__Stated exercise__
Find each line holding "screenshot" and copy it out.

(Collected data entries)
=======
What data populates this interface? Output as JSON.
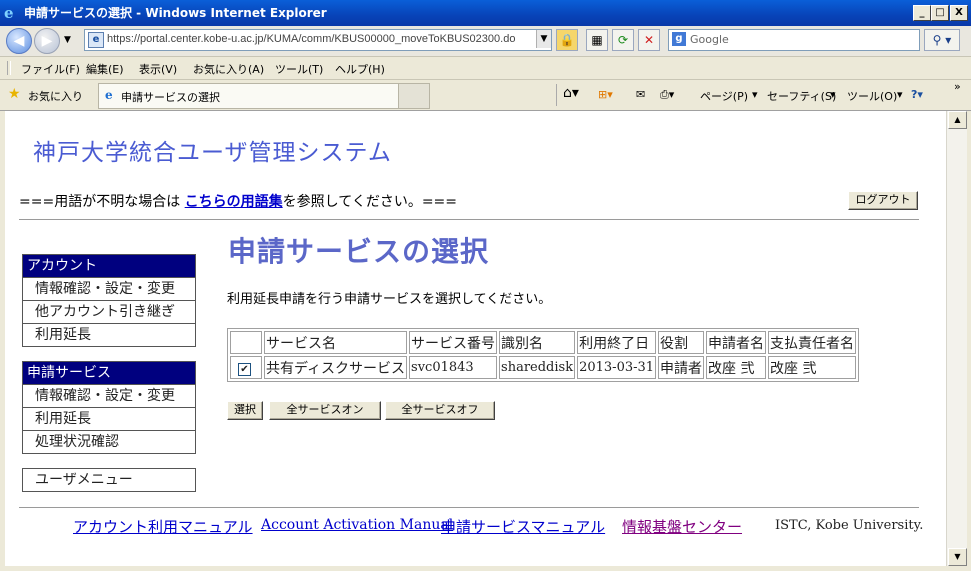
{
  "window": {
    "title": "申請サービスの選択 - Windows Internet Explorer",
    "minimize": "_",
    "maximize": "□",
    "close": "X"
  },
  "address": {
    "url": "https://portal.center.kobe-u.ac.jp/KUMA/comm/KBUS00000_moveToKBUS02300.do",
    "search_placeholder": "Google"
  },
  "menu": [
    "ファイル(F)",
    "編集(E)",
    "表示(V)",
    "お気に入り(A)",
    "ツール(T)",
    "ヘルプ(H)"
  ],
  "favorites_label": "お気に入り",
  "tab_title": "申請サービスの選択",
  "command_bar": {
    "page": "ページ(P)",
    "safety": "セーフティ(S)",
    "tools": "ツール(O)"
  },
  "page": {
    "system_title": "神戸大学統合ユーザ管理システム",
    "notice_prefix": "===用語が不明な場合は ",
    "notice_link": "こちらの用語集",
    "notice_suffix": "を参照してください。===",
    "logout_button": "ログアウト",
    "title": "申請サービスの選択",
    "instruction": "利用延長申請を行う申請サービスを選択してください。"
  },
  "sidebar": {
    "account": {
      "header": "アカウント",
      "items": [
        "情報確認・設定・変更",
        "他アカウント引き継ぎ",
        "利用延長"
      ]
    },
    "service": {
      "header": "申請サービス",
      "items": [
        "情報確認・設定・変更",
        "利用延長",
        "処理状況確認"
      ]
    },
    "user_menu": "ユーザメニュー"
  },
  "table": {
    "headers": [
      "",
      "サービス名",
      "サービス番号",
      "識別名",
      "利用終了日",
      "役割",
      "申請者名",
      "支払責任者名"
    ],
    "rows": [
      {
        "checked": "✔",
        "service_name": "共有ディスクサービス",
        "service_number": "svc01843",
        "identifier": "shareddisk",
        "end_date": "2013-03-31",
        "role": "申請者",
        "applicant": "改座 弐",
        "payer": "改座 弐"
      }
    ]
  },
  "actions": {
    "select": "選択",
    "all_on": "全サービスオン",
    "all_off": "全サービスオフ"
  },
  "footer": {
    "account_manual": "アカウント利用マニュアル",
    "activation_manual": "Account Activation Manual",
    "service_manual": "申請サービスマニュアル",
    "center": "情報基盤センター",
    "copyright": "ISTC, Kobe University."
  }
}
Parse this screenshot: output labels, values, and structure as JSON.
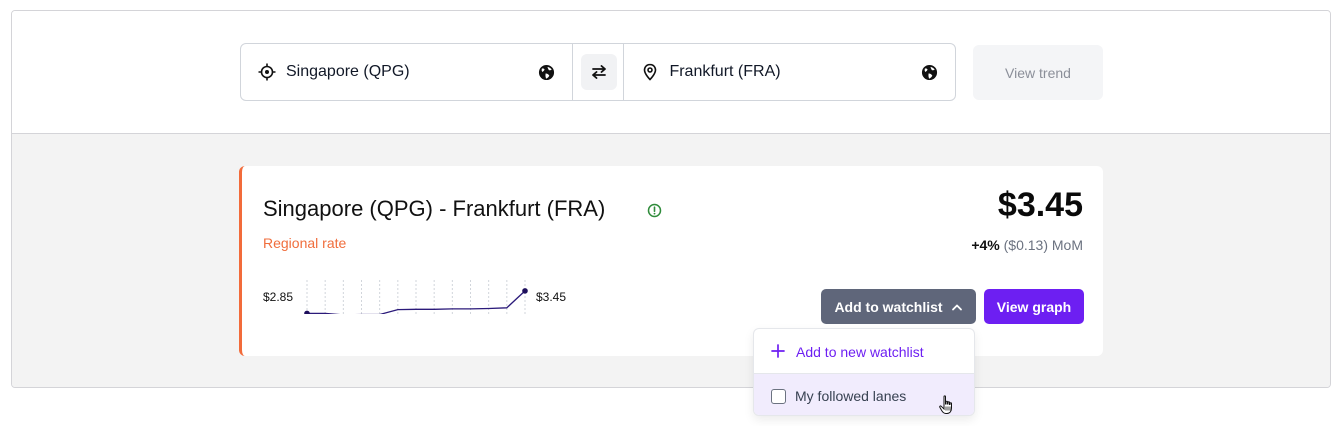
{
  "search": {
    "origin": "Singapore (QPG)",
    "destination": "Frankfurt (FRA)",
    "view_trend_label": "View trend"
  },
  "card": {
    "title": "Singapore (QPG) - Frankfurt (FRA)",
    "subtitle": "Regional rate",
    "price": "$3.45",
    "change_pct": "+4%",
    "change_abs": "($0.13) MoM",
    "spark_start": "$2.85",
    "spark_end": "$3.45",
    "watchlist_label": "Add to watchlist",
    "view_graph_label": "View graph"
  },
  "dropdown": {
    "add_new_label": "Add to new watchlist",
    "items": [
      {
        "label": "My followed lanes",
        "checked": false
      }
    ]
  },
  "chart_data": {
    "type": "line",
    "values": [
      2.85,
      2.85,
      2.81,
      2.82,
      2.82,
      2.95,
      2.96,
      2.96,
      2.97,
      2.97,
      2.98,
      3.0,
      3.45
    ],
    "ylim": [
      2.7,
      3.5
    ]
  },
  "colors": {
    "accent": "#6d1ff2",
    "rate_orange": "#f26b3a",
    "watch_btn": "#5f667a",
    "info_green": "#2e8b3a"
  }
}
=======
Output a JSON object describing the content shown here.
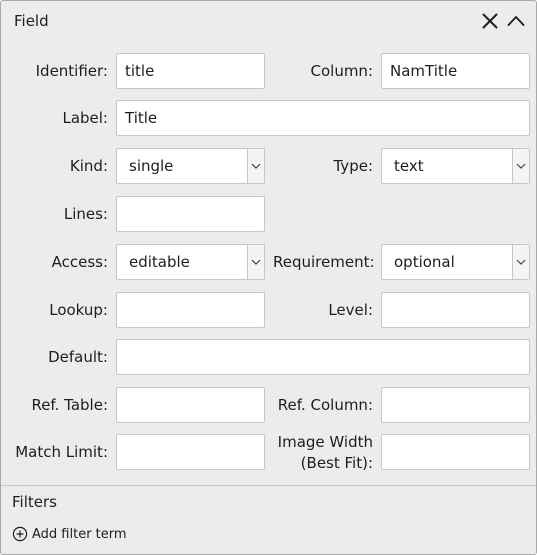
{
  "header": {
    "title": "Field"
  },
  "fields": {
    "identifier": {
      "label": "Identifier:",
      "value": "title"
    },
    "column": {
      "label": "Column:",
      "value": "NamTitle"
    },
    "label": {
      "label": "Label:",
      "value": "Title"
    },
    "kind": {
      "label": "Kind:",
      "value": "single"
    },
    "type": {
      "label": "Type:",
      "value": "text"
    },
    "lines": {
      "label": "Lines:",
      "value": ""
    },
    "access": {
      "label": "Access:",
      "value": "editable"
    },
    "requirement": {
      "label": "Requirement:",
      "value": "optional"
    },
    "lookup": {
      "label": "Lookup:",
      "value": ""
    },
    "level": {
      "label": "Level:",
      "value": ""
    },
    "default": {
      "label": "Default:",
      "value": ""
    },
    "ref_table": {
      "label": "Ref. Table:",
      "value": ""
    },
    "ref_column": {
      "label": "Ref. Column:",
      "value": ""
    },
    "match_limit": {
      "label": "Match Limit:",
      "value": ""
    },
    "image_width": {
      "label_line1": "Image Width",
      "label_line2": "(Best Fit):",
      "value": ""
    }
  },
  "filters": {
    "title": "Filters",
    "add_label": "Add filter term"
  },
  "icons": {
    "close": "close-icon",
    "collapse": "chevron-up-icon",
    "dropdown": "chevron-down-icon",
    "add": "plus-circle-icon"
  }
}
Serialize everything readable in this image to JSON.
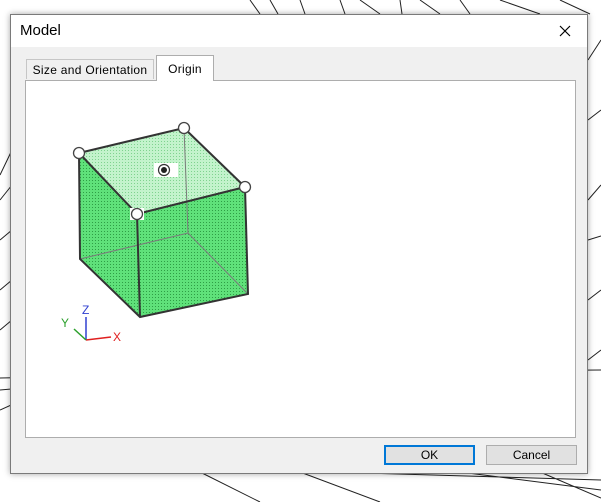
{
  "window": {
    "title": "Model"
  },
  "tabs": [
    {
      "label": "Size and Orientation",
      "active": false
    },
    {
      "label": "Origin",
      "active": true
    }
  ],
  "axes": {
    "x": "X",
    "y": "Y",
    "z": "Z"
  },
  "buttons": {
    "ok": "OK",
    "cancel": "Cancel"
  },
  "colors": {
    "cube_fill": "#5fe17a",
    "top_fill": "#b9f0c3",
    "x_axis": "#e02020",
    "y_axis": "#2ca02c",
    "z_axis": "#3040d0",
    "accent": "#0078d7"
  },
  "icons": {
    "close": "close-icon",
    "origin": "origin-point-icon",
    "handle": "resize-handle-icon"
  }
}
=======
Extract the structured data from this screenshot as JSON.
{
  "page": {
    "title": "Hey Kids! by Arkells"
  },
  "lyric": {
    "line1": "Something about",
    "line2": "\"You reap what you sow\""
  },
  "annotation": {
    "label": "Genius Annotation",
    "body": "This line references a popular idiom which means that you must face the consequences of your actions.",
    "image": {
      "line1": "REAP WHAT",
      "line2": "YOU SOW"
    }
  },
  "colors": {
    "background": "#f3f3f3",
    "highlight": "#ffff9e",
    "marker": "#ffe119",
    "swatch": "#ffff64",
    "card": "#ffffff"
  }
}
=======
__Written reply__
Parse this screenshot: output labels, values, and structure as JSON.
Extract the structured data from this screenshot as JSON.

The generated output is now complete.